▶ _Direction_: Where a line in the listing contains the string "header", copy that line out.

▶ _Exercise materials_:
^^^^^^^^^^^^^^^^

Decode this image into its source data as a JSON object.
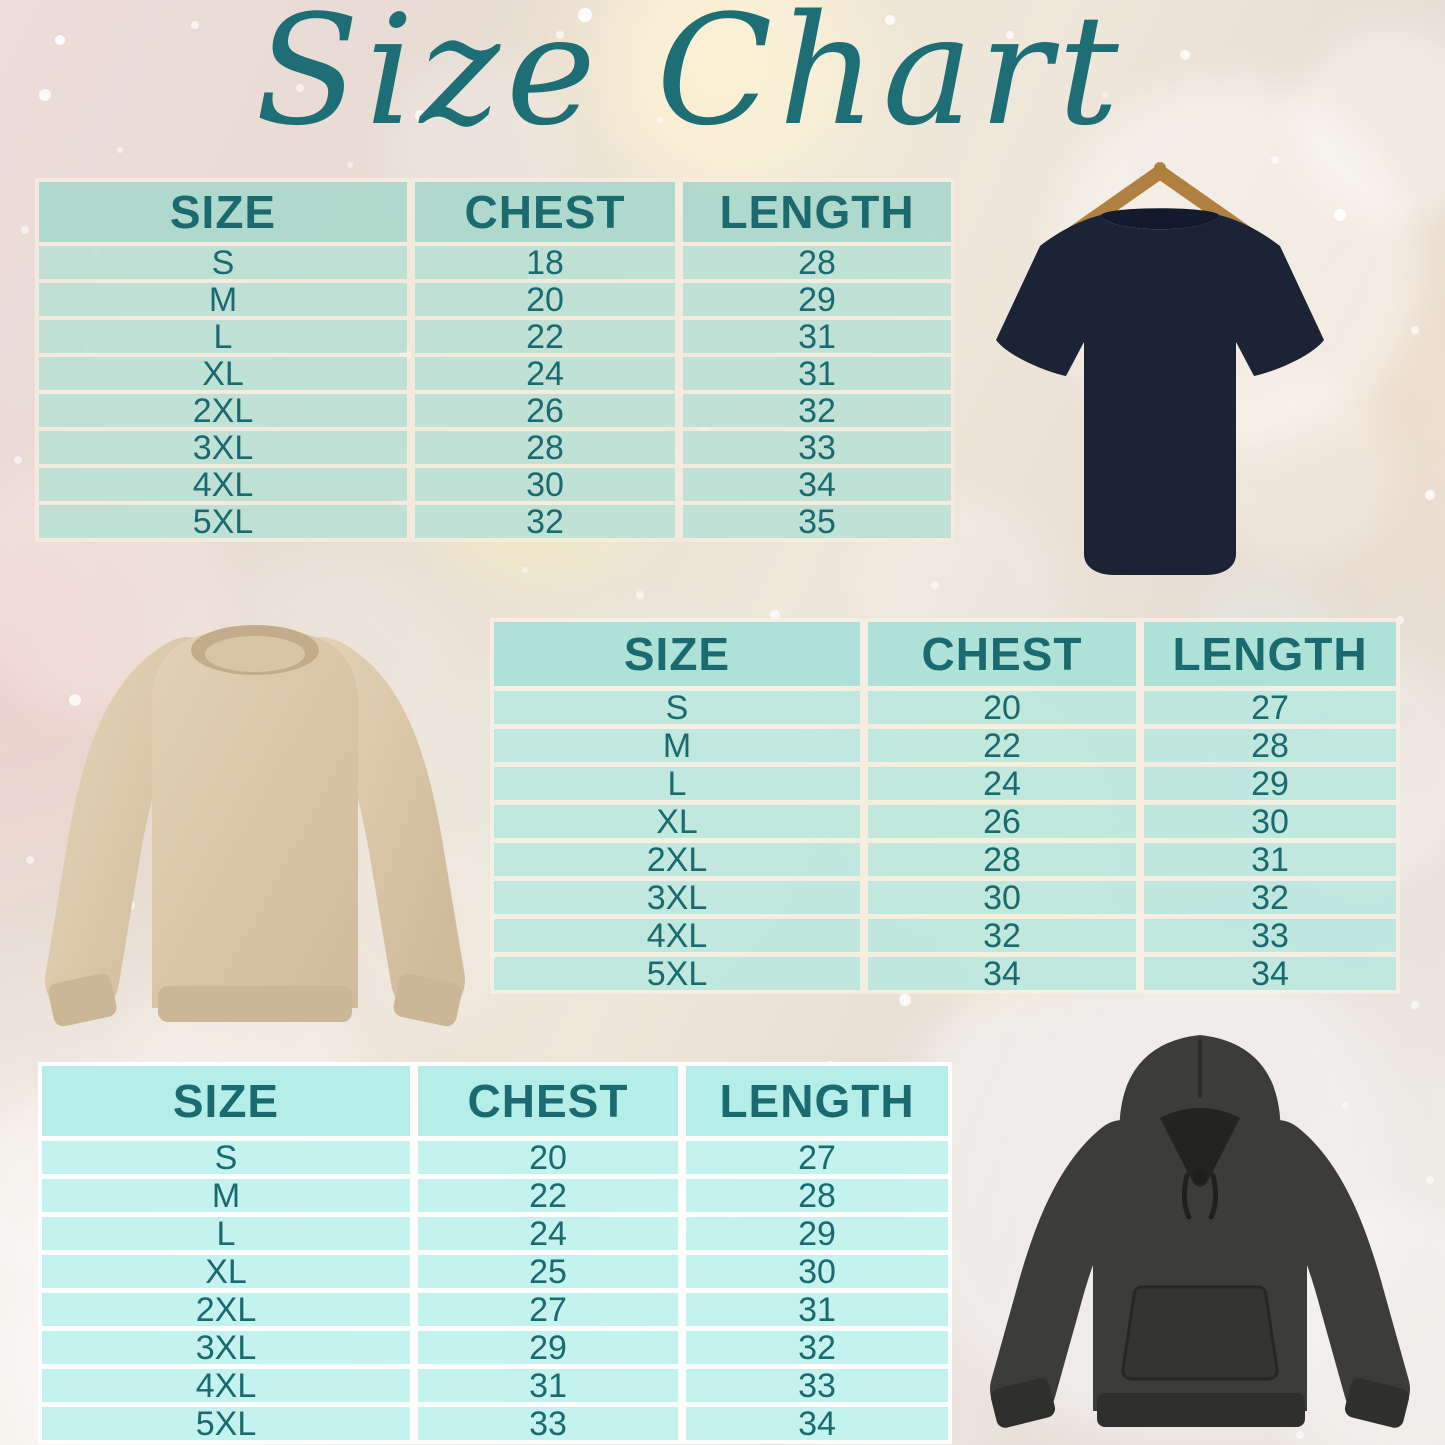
{
  "title": "Size Chart",
  "colors": {
    "accent-teal": "#1E6F75",
    "table-text": "#1A6A70",
    "t1-header-bg": "rgba(158,213,199,0.80)",
    "t1-row-bg": "rgba(167,219,209,0.68)",
    "t2-header-bg": "rgba(156,222,214,0.80)",
    "t2-row-bg": "rgba(170,228,221,0.72)",
    "t3-header-bg": "rgba(173,235,231,0.90)",
    "t3-row-bg": "rgba(192,241,238,0.95)",
    "tshirt-navy": "#1C2335",
    "tshirt-collar": "#121A2B",
    "hanger-wood": "#B08040",
    "sweatshirt-tan": "#D8C5A6",
    "sweatshirt-rib": "#CBB695",
    "sweatshirt-collar": "#C2AC8A",
    "hoodie-charcoal": "#3C3C3A",
    "hoodie-dark": "#2F2F2D",
    "hoodie-opening": "#232321"
  },
  "tables": [
    {
      "columns": [
        "SIZE",
        "CHEST",
        "LENGTH"
      ],
      "rows": [
        [
          "S",
          "18",
          "28"
        ],
        [
          "M",
          "20",
          "29"
        ],
        [
          "L",
          "22",
          "31"
        ],
        [
          "XL",
          "24",
          "31"
        ],
        [
          "2XL",
          "26",
          "32"
        ],
        [
          "3XL",
          "28",
          "33"
        ],
        [
          "4XL",
          "30",
          "34"
        ],
        [
          "5XL",
          "32",
          "35"
        ]
      ]
    },
    {
      "columns": [
        "SIZE",
        "CHEST",
        "LENGTH"
      ],
      "rows": [
        [
          "S",
          "20",
          "27"
        ],
        [
          "M",
          "22",
          "28"
        ],
        [
          "L",
          "24",
          "29"
        ],
        [
          "XL",
          "26",
          "30"
        ],
        [
          "2XL",
          "28",
          "31"
        ],
        [
          "3XL",
          "30",
          "32"
        ],
        [
          "4XL",
          "32",
          "33"
        ],
        [
          "5XL",
          "34",
          "34"
        ]
      ]
    },
    {
      "columns": [
        "SIZE",
        "CHEST",
        "LENGTH"
      ],
      "rows": [
        [
          "S",
          "20",
          "27"
        ],
        [
          "M",
          "22",
          "28"
        ],
        [
          "L",
          "24",
          "29"
        ],
        [
          "XL",
          "25",
          "30"
        ],
        [
          "2XL",
          "27",
          "31"
        ],
        [
          "3XL",
          "29",
          "32"
        ],
        [
          "4XL",
          "31",
          "33"
        ],
        [
          "5XL",
          "33",
          "34"
        ]
      ]
    }
  ],
  "images": [
    {
      "name": "navy-tshirt-on-hanger-image"
    },
    {
      "name": "tan-crewneck-sweatshirt-image"
    },
    {
      "name": "charcoal-hoodie-image"
    }
  ]
}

^^^^^^^^^^^^^^^^

▶ _Completed exercise_:
    "t1-header-bg": "rgba(158,213,199,0.80)",
    "t2-header-bg": "rgba(156,222,214,0.80)",
    "t3-header-bg": "rgba(173,235,231,0.90)",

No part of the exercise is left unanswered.